### Potongan Teks ###

Setiap orang pasti merasa bangga jika disain pakaian yang dikenakannya cuma satu-satunya di dunia. Apalagi kalau pakaian tersebut merupakan perpaduan antara bahan tekstil berkualitas baik dengan seni lukis bernilai tinggi. Wajar saja kalau harga yang harus dibayarkan untuk memiliki pakaian tersebut sangat mahal.
Peluang itulah yang dimanfaatkan pasangan suami istri Yudi Yudiantara dan Gilang Kancana, pemilik galeri E'Mouw Painted Textiles di Kota Bandung. Yudi bertutur, dari awal, ia dan istrinya memang sengaja menjalani bisnis tersebut. Sejak menikah di awal tahun 2000, dua sejoli ini memang berniat berwiraswasta. "Tapi, kami ingin membuat kerajinan yang beda. Suatu kerajinan yang secara desain dan prosesnya tidak gampang ditiru orang," kenang Yudi.

### Data yang Diberikan ###

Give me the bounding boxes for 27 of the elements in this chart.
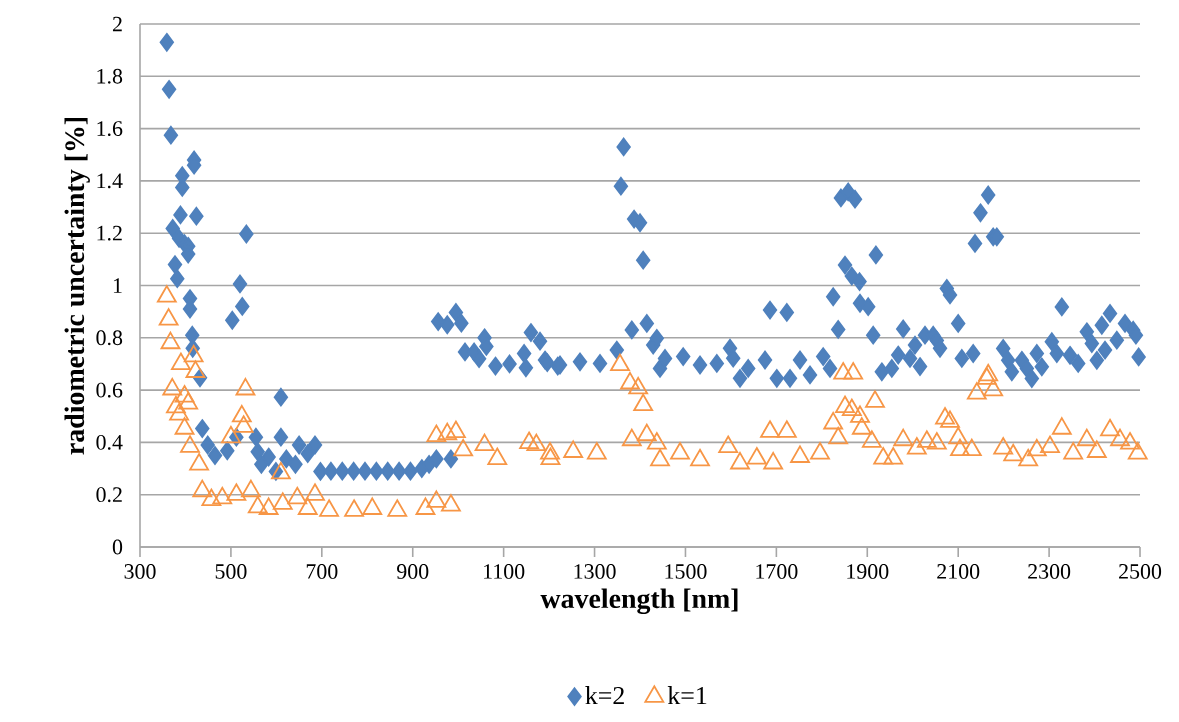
x-tick-label: 300	[124, 564, 156, 579]
y-tick-label: 0.8	[96, 330, 123, 346]
legend-label: k=1	[667, 686, 707, 705]
x-tick-label: 2500	[1119, 564, 1162, 579]
y-tick-label: 0	[112, 539, 123, 555]
y-axis-title: radiometric uncertainty [%]	[64, 117, 90, 455]
x-tick-label: 2300	[1028, 564, 1071, 579]
x-tick-label: 700	[306, 564, 338, 579]
x-tick-label: 500	[215, 564, 247, 579]
x-tick-label: 1700	[756, 564, 798, 579]
y-tick-label: 1.6	[97, 121, 123, 137]
y-tick-label: 1.2	[97, 225, 122, 241]
x-axis-title: wavelength [nm]	[540, 588, 738, 615]
y-tick-label: 0.2	[96, 487, 122, 503]
y-tick-label: 0.4	[96, 434, 123, 450]
x-tick-label: 1900	[847, 564, 889, 579]
x-tick-label: 2100	[937, 564, 980, 579]
y-tick-label: 1.8	[97, 68, 123, 84]
y-tick-label: 0.6	[96, 382, 123, 398]
legend-label: k=2	[585, 686, 624, 705]
x-tick-label: 1500	[665, 564, 707, 579]
y-tick-label: 1.4	[97, 173, 123, 189]
y-tick-label: 1	[113, 278, 122, 293]
y-tick-label: 2	[112, 16, 122, 32]
x-tick-label: 900	[397, 564, 429, 579]
x-tick-label: 1300	[574, 564, 616, 579]
x-tick-label: 1100	[484, 564, 525, 579]
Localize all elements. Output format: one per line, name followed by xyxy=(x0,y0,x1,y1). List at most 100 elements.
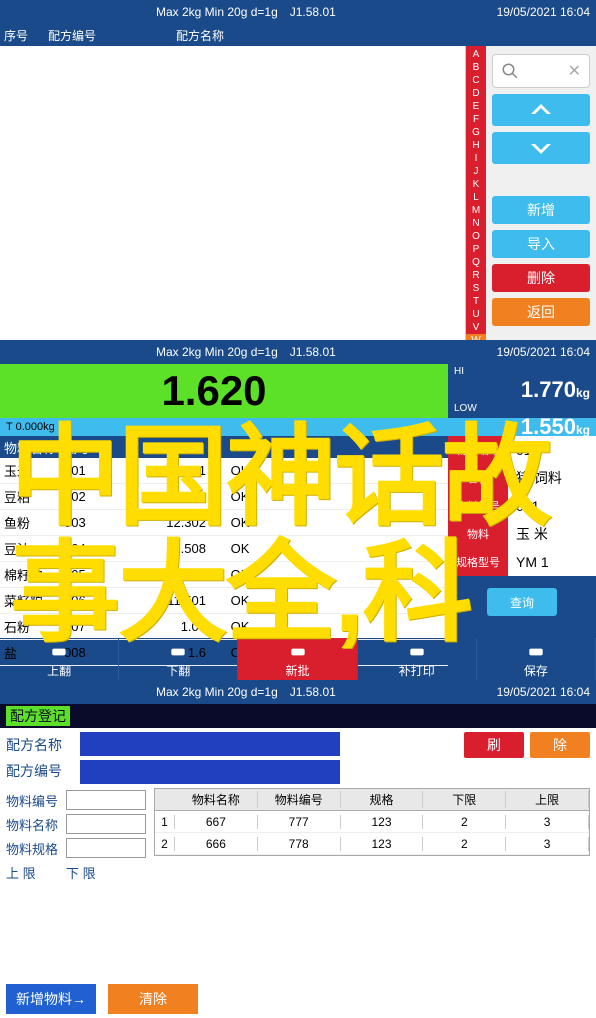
screen-recipe-list: Max 2kg Min 20g d=1g J1.58.01 19/05/2021… xyxy=(0,0,596,340)
index-R[interactable]: R xyxy=(466,269,486,282)
scroll-up-button[interactable] xyxy=(492,94,590,126)
footer-toolbar: 上翻下翻新批补打印保存 xyxy=(0,638,596,684)
foot-补打印[interactable]: 补打印 xyxy=(358,638,477,684)
info-code-lbl: 物料编号 xyxy=(448,436,508,464)
material-grid: 物料名称物料编号规格下限上限 166777712323266677812323 xyxy=(154,788,590,856)
mat-code-input[interactable] xyxy=(66,790,146,810)
info-code-val: 01 xyxy=(508,436,596,464)
search-icon xyxy=(501,62,519,80)
import-button[interactable]: 导入 xyxy=(492,230,590,258)
foot-下翻[interactable]: 下翻 xyxy=(119,638,238,684)
index-F[interactable]: F xyxy=(466,113,486,126)
col-name: 配方名称 xyxy=(176,27,224,44)
hi-value: 1.770 xyxy=(521,377,576,402)
index-O[interactable]: O xyxy=(466,230,486,243)
index-G[interactable]: G xyxy=(466,126,486,139)
query-button[interactable]: 查询 xyxy=(487,588,557,616)
top-status-bar-3: Max 2kg Min 20g d=1g J1.58.01 19/05/2021… xyxy=(0,680,596,704)
index-V[interactable]: V xyxy=(466,321,486,334)
info-spec-val: 001 xyxy=(508,492,596,520)
table-row[interactable]: 棉籽粕00513.353OK xyxy=(0,562,448,588)
th-name: 物料名称 xyxy=(0,438,60,457)
index-B[interactable]: B xyxy=(466,61,486,74)
refresh-button[interactable]: 刷 xyxy=(464,732,524,758)
index-I[interactable]: I xyxy=(466,152,486,165)
index-E[interactable]: E xyxy=(466,100,486,113)
index-N[interactable]: N xyxy=(466,217,486,230)
table-row[interactable]: 鱼粉00312.302OK xyxy=(0,510,448,536)
foot-icon xyxy=(288,644,308,660)
info-sku-lbl: 规格型号 xyxy=(448,548,508,576)
info-spec-lbl: 物料编号 xyxy=(448,492,508,520)
index-M[interactable]: M xyxy=(466,204,486,217)
index-H[interactable]: H xyxy=(466,139,486,152)
col-code: 配方编号 xyxy=(48,27,96,44)
close-icon[interactable]: ✕ xyxy=(568,61,581,81)
info-panel: 物料编号01 名称猪 饲料 物料编号001 物料玉 米 规格型号YM 1 查询 xyxy=(448,436,596,638)
table-header: 序号 配方编号 配方名称 xyxy=(0,24,596,46)
datetime: 19/05/2021 16:04 xyxy=(497,5,590,19)
foot-icon xyxy=(49,644,69,660)
index-A[interactable]: A xyxy=(466,48,486,61)
info-name-val: 猪 饲料 xyxy=(508,464,596,492)
add-button[interactable]: 新增 xyxy=(492,196,590,224)
screen-recipe-register: Max 2kg Min 20g d=1g J1.58.01 19/05/2021… xyxy=(0,680,596,1018)
index-C[interactable]: C xyxy=(466,74,486,87)
table-row[interactable]: 菜籽粕00611.501OK xyxy=(0,588,448,614)
material-table: 物料名称 编号 玉米00123.301OK豆粕00218.209OK鱼粉0031… xyxy=(0,436,448,638)
grid-row[interactable]: 266677812323 xyxy=(155,833,589,855)
foot-上翻[interactable]: 上翻 xyxy=(0,638,119,684)
search-input[interactable]: ✕ xyxy=(492,54,590,88)
remove-button[interactable]: 除 xyxy=(530,732,590,758)
recipe-code-input[interactable] xyxy=(80,760,340,784)
index-T[interactable]: T xyxy=(466,295,486,308)
table-row[interactable]: 玉米00123.301OK xyxy=(0,458,448,484)
add-material-button[interactable]: 新增物料→ xyxy=(6,984,96,1014)
top-status-bar-2: Max 2kg Min 20g d=1g J1.58.01 19/05/2021… xyxy=(0,340,596,364)
index-K[interactable]: K xyxy=(466,178,486,191)
hi-label: HI xyxy=(454,366,590,377)
table-row[interactable]: 豆油0042.508OK xyxy=(0,536,448,562)
foot-新批[interactable]: 新批 xyxy=(238,638,357,684)
index-S[interactable]: S xyxy=(466,282,486,295)
recipe-list-area[interactable] xyxy=(0,46,466,340)
mat-name-input[interactable] xyxy=(66,814,146,834)
screen-weighing: Max 2kg Min 20g d=1g J1.58.01 19/05/2021… xyxy=(0,340,596,680)
grid-row[interactable]: 166777712323 xyxy=(155,811,589,833)
side-panel: ✕ 新增 导入 删除 返回 xyxy=(486,46,596,340)
info-name-lbl: 名称 xyxy=(448,464,508,492)
mat-spec-input[interactable] xyxy=(66,838,146,858)
index-J[interactable]: J xyxy=(466,165,486,178)
firmware-version: J1.58.01 xyxy=(290,5,336,19)
foot-icon xyxy=(168,644,188,660)
recipe-name-input[interactable] xyxy=(80,732,340,756)
info-mat-lbl: 物料 xyxy=(448,520,508,548)
index-Q[interactable]: Q xyxy=(466,256,486,269)
foot-icon xyxy=(526,644,546,660)
lbl-recipe-code: 配方编号 xyxy=(6,761,76,781)
foot-保存[interactable]: 保存 xyxy=(477,638,596,684)
clear-button[interactable]: 清除 xyxy=(108,984,198,1014)
index-U[interactable]: U xyxy=(466,308,486,321)
foot-icon xyxy=(407,644,427,660)
info-mat-val: 玉 米 xyxy=(508,520,596,548)
material-form: 物料编号 物料名称 物料规格 上 限下 限 xyxy=(6,788,146,884)
index-P[interactable]: P xyxy=(466,243,486,256)
col-seq: 序号 xyxy=(4,27,28,44)
lbl-recipe-name: 配方名称 xyxy=(6,735,76,755)
table-row[interactable]: 石粉0071.06OK xyxy=(0,614,448,640)
limit-panel: HI 1.770kg LOW 1.550kg xyxy=(448,364,596,418)
table-row[interactable]: 豆粕00218.209OK xyxy=(0,484,448,510)
device-spec: Max 2kg Min 20g d=1g xyxy=(156,5,278,19)
th-code: 编号 xyxy=(60,438,120,457)
weight-display: 1.620 xyxy=(0,364,448,418)
index-D[interactable]: D xyxy=(466,87,486,100)
index-L[interactable]: L xyxy=(466,191,486,204)
back-button[interactable]: 返回 xyxy=(492,298,590,326)
page-title: 配方登记 xyxy=(0,704,596,728)
info-sku-val: YM 1 xyxy=(508,548,596,576)
scroll-down-button[interactable] xyxy=(492,132,590,164)
lo-label: LOW xyxy=(454,403,590,414)
delete-button[interactable]: 删除 xyxy=(492,264,590,292)
alpha-index[interactable]: ABCDEFGHIJKLMNOPQRSTUV WXYZ xyxy=(466,46,486,340)
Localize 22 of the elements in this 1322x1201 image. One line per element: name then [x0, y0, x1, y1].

###

Yang Diminta =
(1) Kembalikan bagian dari teks tentang tekstil lukis yang dibuka dengan kata-kata berisi "Setiap orang pasti" dan ditutup dengan "tersebut sangat mahal.", tanpa mengubah apa pun.
(2) Tolong lanjutkan teks tentang tekstil lukis dari titik teks itu berhenti.

Hasil Tiap Tugas =
(1)
Setiap orang pasti merasa bangga jika disain pakaian yang dikenakannya cuma satu-satunya di dunia. Apalagi kalau pakaian tersebut merupakan perpaduan antara bahan tekstil berkualitas baik dengan seni lukis bernilai tinggi. Wajar saja kalau harga yang harus dibayarkan untuk memiliki pakaian tersebut sangat mahal.

(2)
Akhirnya pilihannya jatuh pada meneruskan usaha keluarga Yudi, yaitu membuat pakaian yang dibubuhi karya seni lukis. Pemain di bidang usaha ini memang jarang. Sang istri lantas membuat beragam sketsa lukisan berikut model pakaian yang elegan dan mengikuti tren fashion saat itu. Setidaknya, dibutuhkan waktu selama satu tahun untuk membuat disain-disain baru guna menggusur desain warisan keluarga yang memang sudah ketinggalan zaman.
Pameran pertama yang diikuti Yudi digelar bulan Juli 2001 di Bandung. Awalnya, untuk memperkenalkan pakaian kreasi baru itu memang terasa berat. Terutama karena harganya yang lumayan mahal. Usai pameran itu, Yudi dan Gilang hanya mendapat pesanan 15 potong pakaian. Tapi bukannya lantas menyerah kalah. Keduanya justru semakin sering mengikuti pameran di beberapa kota di Indonesia. Akhirnya, semakin banyak penggemar pakaian lukis datang sendiri ke galeri mereka di Bandung
Rajin ikut pameran
Dengan dibantu lima orang karyawan, saat ini produksi pakaian lukis merek E'MouW bisa mencapai angka 100 potong setiap bulan. "Ada atau tidak ada pesanan, kita tetap memproduksi sebanyak itu, baik berbahan sutera atau polyester," kata Yudi.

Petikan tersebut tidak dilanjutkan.